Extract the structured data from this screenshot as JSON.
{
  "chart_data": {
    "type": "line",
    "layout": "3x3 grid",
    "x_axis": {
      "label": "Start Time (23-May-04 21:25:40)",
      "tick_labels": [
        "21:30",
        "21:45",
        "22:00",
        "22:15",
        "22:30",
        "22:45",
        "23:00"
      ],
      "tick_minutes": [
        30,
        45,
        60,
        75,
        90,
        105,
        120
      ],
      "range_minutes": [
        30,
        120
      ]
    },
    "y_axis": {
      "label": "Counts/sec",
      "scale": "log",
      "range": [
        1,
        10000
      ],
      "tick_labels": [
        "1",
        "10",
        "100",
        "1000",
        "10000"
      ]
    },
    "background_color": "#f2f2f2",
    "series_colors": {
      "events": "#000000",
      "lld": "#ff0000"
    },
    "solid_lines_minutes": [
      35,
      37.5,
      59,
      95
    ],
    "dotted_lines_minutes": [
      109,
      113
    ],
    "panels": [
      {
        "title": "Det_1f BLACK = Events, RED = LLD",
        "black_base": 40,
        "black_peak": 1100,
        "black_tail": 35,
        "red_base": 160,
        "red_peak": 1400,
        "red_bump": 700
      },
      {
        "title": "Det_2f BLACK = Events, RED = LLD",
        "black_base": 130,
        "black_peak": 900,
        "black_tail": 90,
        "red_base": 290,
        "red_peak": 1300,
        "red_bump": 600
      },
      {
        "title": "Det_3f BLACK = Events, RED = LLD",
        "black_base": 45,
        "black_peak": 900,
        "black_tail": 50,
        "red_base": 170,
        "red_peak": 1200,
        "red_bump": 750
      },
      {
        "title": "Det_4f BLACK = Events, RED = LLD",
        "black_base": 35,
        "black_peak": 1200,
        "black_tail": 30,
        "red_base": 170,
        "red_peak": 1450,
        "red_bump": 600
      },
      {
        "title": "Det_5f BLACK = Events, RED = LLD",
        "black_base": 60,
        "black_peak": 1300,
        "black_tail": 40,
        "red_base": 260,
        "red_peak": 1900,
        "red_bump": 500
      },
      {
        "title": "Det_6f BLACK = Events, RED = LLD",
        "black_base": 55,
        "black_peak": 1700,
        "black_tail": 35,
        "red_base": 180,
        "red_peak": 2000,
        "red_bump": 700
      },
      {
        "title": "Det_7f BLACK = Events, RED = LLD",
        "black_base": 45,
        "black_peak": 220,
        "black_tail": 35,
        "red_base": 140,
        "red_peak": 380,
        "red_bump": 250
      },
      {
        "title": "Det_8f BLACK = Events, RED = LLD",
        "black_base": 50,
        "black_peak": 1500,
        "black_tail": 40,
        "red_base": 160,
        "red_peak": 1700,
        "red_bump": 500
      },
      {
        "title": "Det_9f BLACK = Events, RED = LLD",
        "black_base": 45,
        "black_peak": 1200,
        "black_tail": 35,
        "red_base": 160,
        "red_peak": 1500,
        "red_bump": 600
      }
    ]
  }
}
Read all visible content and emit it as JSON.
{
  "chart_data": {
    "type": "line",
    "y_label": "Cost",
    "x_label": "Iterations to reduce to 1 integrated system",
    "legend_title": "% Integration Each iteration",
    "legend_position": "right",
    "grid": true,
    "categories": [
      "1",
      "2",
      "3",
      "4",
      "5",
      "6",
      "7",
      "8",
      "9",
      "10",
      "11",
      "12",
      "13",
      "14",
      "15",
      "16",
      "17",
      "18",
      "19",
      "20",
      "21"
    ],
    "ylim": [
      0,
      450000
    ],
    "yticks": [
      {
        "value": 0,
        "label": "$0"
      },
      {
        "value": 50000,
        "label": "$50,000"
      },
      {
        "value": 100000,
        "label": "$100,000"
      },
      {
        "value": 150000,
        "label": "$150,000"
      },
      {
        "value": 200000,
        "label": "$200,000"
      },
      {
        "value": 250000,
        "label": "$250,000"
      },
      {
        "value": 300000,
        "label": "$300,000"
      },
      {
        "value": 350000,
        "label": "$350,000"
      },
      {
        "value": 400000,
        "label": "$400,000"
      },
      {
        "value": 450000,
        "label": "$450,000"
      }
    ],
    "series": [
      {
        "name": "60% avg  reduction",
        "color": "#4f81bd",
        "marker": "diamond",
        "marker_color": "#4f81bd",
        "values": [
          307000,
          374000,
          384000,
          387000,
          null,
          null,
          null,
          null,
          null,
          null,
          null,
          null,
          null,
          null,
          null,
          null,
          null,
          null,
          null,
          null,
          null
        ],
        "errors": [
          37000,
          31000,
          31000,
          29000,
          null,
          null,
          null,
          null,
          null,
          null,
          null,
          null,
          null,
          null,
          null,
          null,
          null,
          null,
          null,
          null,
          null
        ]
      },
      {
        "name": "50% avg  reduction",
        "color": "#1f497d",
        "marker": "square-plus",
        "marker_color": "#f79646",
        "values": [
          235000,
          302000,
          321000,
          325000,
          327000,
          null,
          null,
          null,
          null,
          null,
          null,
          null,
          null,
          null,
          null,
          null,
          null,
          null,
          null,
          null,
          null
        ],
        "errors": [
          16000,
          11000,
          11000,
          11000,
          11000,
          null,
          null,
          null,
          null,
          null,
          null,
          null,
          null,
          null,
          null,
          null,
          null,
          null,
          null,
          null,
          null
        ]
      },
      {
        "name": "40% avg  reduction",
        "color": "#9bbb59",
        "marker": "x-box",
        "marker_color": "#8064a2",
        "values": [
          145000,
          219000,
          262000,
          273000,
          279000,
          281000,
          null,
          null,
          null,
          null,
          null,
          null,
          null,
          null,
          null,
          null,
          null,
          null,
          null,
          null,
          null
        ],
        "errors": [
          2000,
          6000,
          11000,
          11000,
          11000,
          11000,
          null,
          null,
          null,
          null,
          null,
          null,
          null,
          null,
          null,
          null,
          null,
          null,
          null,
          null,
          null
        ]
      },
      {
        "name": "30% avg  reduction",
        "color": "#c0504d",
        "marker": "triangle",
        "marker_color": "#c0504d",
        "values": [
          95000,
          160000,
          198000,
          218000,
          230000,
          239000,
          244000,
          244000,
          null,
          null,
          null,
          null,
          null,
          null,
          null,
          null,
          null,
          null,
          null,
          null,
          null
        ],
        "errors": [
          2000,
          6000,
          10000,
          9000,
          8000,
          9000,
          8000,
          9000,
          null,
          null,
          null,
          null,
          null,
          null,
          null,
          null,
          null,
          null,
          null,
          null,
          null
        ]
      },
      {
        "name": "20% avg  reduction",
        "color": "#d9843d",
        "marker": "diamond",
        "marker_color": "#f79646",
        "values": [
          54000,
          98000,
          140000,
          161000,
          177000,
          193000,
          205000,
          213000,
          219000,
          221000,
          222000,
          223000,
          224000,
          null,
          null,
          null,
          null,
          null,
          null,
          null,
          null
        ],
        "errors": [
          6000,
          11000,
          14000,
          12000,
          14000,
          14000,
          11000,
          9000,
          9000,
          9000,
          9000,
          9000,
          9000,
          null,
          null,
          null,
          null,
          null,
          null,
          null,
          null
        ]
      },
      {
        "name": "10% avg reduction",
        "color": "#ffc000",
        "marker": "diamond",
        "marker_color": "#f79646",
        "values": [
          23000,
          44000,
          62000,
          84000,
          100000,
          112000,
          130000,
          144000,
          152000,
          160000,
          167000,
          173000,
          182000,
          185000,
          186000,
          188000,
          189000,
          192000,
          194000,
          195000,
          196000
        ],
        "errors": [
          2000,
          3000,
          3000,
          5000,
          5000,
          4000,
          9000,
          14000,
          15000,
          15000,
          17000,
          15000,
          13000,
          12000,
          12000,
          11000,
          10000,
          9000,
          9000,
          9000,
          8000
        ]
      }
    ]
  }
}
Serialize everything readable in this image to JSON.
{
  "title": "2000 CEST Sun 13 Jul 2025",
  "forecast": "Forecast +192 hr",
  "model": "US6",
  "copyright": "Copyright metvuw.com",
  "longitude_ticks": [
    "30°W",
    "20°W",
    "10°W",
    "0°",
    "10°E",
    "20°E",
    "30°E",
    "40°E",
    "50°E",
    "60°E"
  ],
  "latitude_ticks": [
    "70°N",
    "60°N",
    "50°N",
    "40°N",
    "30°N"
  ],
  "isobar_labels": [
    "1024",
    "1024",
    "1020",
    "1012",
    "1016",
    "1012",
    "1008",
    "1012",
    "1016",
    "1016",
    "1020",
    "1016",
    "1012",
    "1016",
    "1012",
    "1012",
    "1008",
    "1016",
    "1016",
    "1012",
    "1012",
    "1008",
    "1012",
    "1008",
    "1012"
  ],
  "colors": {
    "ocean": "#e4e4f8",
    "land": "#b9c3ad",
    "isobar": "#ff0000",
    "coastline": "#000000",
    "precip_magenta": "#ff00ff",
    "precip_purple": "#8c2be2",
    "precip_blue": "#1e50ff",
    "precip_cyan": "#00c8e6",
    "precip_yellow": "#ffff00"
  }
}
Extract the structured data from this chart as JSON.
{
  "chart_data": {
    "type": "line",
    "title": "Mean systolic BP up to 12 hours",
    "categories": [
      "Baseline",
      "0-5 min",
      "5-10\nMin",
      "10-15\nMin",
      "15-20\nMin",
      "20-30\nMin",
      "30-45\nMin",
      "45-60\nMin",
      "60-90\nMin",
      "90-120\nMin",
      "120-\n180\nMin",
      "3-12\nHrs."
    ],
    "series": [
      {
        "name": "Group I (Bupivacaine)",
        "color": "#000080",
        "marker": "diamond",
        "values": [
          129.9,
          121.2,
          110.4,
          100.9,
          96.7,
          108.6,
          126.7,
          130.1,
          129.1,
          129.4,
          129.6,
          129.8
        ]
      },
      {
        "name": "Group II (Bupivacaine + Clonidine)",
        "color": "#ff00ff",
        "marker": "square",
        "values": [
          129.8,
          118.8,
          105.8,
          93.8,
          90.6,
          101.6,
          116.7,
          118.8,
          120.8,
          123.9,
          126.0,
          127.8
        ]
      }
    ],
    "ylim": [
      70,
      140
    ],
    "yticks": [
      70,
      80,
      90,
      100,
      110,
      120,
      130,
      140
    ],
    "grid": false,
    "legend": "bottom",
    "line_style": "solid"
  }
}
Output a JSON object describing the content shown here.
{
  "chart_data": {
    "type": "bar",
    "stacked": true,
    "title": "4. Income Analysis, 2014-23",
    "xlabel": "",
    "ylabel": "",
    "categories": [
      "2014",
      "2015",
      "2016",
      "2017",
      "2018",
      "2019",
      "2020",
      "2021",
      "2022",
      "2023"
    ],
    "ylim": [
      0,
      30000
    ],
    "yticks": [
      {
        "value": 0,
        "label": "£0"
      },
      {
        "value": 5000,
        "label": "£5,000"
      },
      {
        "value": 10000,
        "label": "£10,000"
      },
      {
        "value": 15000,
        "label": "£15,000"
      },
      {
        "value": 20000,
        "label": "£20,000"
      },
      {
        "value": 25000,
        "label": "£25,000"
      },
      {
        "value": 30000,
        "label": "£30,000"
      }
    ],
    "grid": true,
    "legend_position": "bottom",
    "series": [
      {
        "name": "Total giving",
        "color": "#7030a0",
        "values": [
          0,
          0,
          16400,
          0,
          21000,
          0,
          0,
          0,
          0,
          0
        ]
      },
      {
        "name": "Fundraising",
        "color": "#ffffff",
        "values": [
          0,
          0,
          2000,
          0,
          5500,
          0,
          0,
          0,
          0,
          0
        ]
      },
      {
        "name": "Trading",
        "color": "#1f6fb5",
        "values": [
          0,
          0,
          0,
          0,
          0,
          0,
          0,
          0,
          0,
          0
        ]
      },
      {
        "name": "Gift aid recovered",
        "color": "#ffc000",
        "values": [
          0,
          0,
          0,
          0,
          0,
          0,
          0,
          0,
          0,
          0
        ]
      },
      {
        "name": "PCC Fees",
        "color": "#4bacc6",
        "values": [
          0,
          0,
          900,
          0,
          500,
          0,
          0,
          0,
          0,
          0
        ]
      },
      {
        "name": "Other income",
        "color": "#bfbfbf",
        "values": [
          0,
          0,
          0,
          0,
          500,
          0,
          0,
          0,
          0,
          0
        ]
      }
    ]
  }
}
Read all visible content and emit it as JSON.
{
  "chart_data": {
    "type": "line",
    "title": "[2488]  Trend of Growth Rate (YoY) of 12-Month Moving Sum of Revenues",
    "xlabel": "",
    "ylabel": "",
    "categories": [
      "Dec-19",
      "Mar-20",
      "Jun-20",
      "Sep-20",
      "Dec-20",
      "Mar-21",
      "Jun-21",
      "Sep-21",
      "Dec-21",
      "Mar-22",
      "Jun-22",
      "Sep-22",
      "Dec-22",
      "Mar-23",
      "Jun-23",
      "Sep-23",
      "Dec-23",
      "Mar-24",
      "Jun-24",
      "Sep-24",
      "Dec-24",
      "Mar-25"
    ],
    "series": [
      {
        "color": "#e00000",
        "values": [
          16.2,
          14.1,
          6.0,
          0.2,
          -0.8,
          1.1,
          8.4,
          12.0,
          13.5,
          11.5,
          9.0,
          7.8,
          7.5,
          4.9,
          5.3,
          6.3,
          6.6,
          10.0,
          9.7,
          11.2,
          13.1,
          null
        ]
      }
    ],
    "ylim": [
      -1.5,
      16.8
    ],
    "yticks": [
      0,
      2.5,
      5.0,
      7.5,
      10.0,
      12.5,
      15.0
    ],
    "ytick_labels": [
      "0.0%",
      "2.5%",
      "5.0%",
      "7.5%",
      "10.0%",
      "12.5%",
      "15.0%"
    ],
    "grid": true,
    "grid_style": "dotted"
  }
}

----

Your answer should be a single number: the count of lines in the material above that contain "structured".

2